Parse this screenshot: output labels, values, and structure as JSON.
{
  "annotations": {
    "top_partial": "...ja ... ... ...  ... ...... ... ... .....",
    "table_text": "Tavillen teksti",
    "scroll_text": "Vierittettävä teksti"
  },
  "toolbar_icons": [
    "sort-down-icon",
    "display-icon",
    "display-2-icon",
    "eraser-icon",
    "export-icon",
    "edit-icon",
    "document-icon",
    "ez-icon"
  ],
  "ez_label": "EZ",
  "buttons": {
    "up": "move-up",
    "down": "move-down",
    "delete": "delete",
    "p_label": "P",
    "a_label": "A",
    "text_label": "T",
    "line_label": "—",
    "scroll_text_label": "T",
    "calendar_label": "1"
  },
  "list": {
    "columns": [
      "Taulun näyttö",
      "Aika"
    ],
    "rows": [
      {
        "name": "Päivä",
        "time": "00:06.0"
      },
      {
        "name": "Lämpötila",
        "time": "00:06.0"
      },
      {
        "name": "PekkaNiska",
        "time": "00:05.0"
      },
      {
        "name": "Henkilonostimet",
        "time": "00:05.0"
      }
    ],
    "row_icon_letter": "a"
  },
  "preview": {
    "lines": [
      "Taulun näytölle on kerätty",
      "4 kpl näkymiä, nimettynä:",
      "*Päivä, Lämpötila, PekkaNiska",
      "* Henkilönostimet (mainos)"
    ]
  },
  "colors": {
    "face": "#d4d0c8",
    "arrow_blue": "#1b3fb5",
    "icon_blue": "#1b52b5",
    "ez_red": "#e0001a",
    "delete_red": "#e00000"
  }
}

§ Aim: Copy every line of the records above that contains "Taulun".

§ Completed exercise:
      "Taulun näyttö",
      "Taulun näytölle on kerätty",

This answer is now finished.